- [WHAT YOU HAVE TO DO] Find out how many lines of the material contain the string "structured" and give only that figure.

-------- DATA PROVIDED --------

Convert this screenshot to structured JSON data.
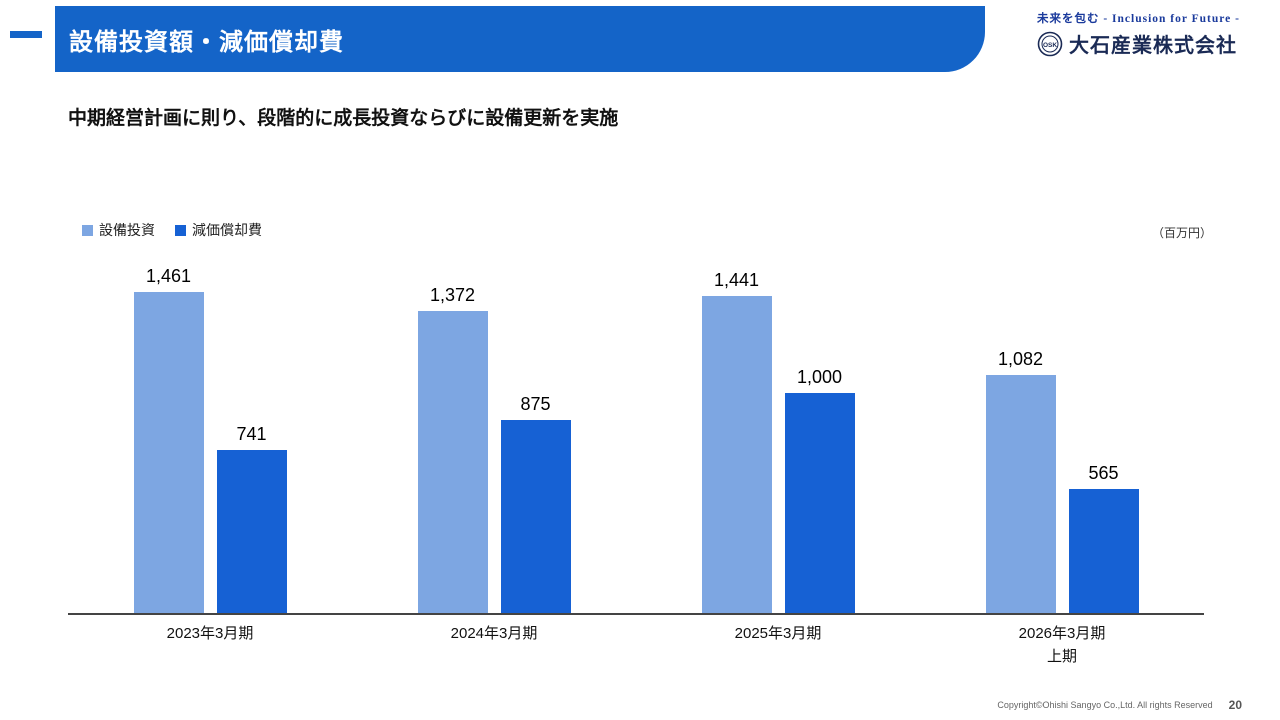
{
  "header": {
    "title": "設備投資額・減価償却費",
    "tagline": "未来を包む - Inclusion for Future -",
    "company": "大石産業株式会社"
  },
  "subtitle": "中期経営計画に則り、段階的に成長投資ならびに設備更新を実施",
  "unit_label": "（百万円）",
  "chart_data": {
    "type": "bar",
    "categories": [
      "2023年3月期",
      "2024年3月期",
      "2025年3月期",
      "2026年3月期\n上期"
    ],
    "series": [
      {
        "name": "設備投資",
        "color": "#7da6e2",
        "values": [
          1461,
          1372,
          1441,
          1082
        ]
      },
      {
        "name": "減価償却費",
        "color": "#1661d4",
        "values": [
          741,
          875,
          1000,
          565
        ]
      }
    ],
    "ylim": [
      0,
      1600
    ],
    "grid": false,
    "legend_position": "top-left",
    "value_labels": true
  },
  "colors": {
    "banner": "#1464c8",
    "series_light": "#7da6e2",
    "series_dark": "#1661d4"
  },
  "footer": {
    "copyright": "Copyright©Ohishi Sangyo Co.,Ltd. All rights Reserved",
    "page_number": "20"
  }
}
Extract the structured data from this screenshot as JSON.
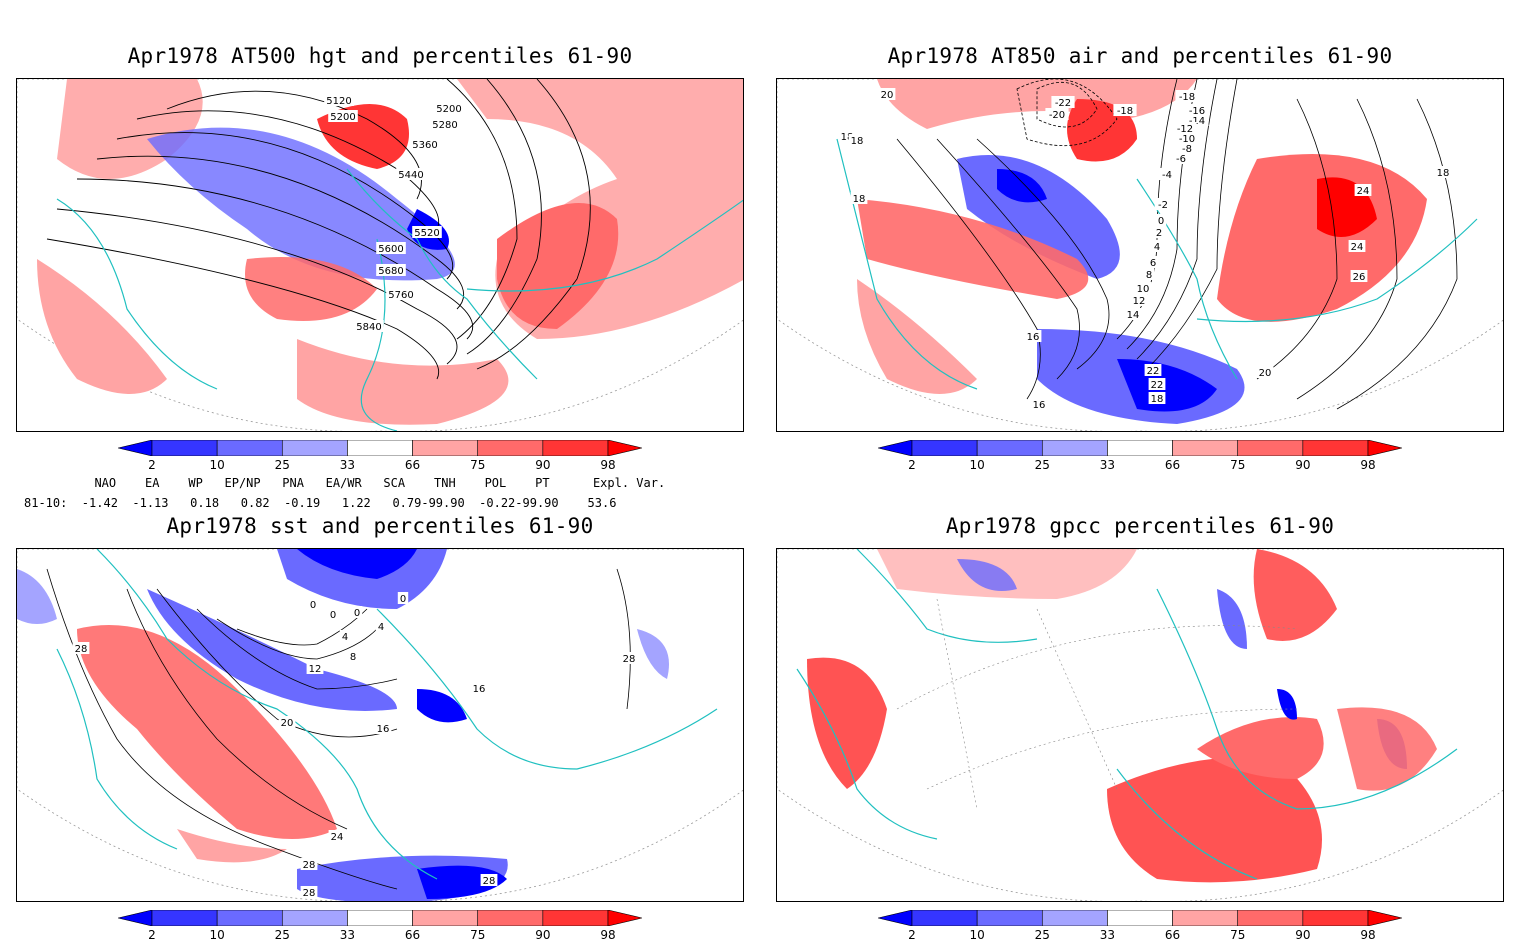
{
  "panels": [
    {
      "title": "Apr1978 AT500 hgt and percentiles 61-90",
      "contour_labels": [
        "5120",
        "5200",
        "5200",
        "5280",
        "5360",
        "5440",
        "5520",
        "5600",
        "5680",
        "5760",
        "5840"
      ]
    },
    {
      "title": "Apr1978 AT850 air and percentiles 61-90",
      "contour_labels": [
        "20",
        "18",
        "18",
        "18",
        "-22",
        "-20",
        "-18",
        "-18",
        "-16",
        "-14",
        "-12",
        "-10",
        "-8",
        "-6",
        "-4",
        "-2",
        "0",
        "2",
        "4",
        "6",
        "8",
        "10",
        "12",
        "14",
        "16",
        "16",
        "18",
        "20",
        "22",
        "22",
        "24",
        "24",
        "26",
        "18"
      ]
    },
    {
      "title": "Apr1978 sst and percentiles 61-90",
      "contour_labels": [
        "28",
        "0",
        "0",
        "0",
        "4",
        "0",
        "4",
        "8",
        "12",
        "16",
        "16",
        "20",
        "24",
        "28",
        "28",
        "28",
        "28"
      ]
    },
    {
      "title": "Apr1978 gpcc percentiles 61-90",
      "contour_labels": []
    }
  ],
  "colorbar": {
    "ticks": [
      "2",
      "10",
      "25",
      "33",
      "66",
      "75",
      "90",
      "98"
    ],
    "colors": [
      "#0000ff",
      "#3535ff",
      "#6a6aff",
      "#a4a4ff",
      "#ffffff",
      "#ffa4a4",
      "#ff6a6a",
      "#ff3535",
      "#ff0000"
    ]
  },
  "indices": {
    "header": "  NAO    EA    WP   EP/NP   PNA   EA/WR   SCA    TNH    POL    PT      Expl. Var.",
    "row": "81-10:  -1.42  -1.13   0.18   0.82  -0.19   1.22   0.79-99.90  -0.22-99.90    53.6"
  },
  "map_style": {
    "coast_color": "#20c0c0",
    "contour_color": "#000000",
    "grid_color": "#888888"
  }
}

--------
-------- DATA PROVIDED --------

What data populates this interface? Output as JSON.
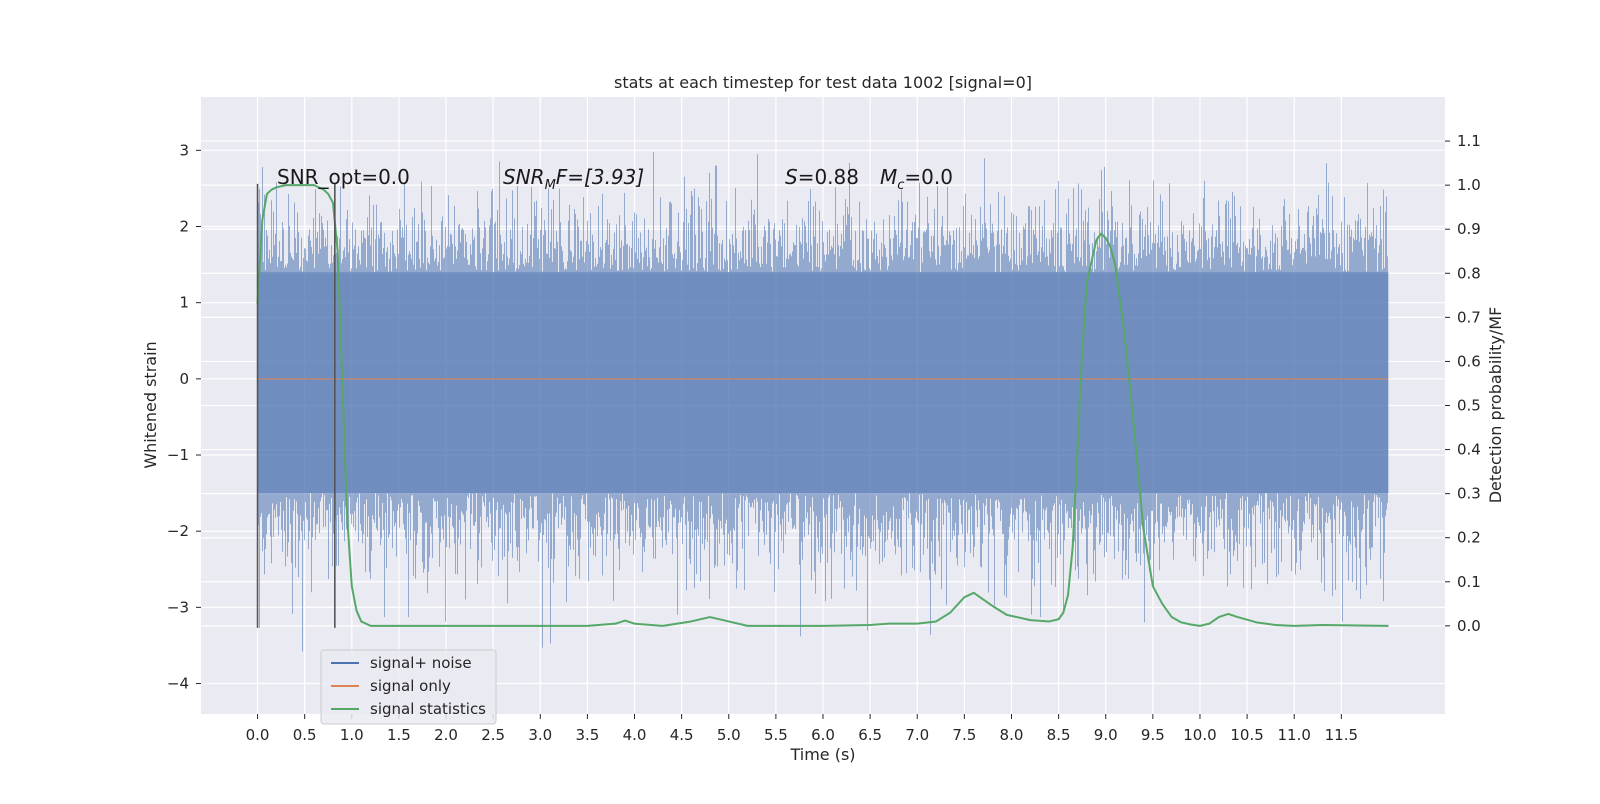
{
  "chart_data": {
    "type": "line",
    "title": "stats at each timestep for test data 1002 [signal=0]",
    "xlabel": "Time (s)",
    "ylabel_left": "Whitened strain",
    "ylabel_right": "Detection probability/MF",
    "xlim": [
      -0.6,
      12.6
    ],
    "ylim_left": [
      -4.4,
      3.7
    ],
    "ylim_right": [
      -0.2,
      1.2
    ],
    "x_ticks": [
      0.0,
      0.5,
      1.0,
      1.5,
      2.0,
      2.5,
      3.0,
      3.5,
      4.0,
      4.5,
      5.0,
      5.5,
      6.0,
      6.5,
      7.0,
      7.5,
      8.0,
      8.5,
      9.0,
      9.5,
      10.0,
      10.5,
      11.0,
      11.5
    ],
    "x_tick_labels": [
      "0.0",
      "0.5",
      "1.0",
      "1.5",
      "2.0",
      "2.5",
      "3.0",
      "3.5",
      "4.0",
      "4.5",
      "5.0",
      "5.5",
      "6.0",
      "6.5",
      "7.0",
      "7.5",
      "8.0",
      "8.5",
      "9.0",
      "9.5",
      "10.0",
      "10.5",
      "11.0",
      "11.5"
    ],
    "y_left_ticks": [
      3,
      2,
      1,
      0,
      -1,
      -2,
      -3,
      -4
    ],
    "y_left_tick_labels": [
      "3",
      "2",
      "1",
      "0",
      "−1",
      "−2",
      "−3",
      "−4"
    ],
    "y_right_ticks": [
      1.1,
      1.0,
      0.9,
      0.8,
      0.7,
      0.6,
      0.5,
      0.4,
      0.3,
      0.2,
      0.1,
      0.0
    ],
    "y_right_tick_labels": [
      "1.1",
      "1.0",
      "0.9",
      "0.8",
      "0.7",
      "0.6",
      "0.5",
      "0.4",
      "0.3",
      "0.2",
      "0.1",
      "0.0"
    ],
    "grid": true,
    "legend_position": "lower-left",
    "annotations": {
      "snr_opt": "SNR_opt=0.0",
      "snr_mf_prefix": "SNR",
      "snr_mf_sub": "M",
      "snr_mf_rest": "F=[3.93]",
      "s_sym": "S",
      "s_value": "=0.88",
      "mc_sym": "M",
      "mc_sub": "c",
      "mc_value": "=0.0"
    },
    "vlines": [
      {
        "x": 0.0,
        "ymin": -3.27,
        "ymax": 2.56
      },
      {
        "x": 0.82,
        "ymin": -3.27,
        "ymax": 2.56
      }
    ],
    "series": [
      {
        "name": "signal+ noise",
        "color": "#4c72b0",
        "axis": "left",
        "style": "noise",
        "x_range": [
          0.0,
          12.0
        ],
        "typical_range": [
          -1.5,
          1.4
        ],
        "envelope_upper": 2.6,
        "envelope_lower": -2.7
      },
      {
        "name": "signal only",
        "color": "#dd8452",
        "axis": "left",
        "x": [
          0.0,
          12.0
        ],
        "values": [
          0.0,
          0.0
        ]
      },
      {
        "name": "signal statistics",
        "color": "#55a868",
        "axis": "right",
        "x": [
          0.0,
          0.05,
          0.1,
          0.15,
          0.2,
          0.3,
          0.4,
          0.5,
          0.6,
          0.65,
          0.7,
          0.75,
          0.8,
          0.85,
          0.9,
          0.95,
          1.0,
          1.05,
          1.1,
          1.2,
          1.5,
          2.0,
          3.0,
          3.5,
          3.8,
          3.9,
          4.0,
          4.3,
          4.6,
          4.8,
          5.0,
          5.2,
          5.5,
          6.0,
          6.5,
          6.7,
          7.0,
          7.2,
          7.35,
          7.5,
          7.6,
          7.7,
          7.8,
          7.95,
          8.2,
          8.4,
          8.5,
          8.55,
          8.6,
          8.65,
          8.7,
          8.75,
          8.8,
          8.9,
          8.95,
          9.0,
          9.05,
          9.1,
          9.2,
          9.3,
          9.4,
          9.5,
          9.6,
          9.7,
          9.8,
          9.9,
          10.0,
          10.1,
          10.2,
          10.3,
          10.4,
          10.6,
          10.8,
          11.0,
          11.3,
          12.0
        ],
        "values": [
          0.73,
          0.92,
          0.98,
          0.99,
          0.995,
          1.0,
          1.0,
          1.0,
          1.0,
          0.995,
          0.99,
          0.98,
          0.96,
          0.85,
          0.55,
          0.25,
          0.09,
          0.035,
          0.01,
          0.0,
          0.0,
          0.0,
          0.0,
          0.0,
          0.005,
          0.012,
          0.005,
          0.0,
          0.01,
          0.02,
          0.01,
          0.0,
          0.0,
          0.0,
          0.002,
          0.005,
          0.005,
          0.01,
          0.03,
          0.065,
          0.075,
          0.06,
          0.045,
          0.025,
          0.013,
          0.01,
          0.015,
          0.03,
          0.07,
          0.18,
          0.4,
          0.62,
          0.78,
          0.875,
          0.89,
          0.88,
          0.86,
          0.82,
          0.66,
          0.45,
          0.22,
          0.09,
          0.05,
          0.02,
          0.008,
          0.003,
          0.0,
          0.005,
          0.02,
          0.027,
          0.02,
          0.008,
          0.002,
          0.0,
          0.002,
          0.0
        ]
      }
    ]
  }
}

--------

- [THE COMPLETED TASK] 2